Objective: Count the lines below that contain the word "points", matching case exactly, and reply with the number alone.
____
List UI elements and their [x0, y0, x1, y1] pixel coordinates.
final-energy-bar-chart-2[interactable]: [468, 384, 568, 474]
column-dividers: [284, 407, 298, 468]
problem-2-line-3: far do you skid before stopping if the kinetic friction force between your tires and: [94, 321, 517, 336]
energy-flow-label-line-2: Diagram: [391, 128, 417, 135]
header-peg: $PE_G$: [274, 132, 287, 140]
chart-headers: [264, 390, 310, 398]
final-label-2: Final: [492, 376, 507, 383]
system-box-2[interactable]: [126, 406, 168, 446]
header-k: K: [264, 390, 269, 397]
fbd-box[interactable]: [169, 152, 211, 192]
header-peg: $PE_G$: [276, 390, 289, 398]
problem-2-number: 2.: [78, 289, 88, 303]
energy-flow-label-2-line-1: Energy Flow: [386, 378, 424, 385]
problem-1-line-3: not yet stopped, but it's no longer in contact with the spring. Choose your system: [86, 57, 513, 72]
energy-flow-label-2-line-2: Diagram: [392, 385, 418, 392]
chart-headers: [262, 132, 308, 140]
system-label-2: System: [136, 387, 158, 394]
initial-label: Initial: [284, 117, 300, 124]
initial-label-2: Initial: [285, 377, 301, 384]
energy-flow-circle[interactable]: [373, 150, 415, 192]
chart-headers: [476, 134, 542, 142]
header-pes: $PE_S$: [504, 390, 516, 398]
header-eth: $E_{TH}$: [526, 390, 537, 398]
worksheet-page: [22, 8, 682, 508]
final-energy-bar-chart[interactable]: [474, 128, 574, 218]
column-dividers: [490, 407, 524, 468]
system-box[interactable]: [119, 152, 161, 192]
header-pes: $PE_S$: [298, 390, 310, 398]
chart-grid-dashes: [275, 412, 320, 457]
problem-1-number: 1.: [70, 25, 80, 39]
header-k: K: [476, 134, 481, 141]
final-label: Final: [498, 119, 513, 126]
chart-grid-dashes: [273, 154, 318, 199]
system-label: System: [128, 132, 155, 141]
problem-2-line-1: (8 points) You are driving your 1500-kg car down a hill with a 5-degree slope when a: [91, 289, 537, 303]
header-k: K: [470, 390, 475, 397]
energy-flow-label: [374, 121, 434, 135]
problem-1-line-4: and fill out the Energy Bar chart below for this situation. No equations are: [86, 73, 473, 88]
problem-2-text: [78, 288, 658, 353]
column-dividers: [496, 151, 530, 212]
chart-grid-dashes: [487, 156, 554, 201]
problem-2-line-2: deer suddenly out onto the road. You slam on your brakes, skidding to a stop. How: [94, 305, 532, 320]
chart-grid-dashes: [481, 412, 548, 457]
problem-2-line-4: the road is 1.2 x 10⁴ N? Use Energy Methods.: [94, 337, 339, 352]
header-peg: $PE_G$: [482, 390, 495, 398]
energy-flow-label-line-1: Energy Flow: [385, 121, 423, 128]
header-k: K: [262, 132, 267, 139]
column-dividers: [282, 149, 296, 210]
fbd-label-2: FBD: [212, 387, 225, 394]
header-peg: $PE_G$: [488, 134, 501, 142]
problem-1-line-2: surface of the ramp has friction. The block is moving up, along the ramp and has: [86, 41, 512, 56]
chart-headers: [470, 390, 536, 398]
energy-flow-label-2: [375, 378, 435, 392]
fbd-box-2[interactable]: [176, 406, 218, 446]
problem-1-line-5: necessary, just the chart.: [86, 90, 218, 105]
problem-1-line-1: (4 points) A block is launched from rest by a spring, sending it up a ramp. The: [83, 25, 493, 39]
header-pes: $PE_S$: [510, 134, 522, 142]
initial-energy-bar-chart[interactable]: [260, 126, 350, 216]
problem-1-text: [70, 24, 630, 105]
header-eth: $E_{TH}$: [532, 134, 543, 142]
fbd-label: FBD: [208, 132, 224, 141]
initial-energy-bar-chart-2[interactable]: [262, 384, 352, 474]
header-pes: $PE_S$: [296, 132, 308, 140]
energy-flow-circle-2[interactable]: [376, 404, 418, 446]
____
Complete answer: 2